(Records excerpted from a collection)
— start —

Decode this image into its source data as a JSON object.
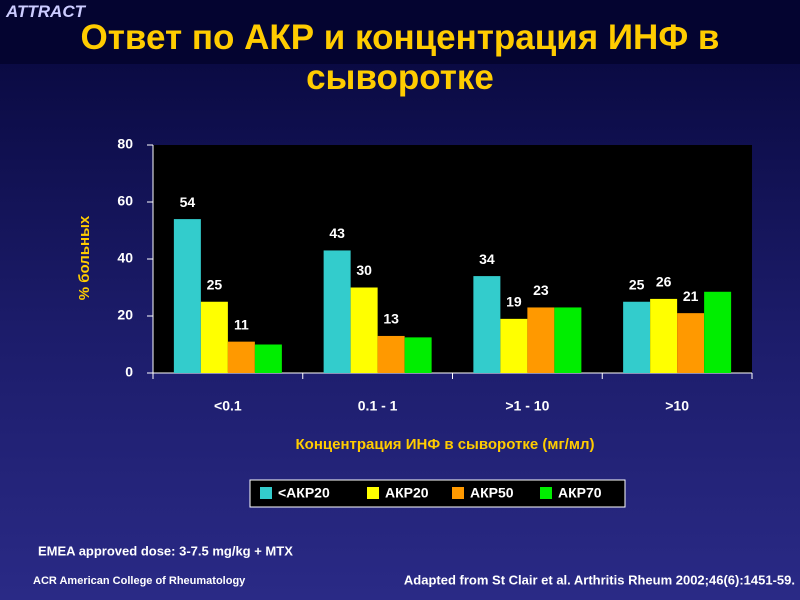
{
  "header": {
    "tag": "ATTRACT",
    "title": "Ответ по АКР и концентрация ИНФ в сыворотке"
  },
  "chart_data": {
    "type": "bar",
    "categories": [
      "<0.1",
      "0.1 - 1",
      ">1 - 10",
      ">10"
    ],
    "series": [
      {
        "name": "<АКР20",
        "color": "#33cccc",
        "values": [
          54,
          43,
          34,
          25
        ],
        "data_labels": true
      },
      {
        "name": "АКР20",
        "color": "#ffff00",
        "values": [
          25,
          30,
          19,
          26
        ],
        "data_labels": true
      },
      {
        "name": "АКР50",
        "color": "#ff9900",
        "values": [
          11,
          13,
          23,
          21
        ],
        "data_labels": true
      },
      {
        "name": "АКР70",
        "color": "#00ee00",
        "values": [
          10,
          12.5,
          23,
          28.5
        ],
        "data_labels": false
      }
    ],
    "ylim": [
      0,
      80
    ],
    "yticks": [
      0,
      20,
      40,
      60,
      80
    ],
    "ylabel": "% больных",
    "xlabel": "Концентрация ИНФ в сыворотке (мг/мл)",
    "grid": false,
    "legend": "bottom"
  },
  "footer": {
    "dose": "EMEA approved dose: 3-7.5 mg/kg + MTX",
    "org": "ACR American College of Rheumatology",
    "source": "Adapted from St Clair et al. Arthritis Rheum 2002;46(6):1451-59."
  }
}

— end —
— start —

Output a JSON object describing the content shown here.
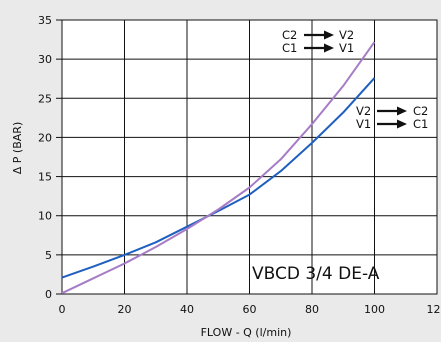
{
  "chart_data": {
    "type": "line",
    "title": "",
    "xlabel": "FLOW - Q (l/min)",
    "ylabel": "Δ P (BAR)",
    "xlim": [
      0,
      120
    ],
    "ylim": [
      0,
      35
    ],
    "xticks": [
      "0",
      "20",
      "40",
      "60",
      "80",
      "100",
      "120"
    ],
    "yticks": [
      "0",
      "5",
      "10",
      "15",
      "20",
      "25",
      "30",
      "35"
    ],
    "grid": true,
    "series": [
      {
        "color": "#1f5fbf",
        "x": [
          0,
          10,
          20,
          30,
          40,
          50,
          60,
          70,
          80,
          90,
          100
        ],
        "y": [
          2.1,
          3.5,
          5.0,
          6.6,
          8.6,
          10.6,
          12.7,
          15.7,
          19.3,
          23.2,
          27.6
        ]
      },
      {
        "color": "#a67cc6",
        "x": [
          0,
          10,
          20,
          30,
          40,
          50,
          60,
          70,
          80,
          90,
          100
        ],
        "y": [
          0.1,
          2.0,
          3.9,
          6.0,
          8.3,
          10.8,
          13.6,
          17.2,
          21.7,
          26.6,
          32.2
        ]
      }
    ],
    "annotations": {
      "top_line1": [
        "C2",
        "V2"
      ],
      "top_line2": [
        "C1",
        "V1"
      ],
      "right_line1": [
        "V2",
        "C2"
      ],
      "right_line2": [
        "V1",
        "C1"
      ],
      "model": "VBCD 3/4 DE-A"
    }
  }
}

— end —

**Task details**
Looking at the data above, show all lines where the word "сыворотке" occurs.

**Solution for this exercise**
    "title": "Ответ по АКР и концентрация ИНФ в сыворотке"
    "xlabel": "Концентрация ИНФ в сыворотке (мг/мл)",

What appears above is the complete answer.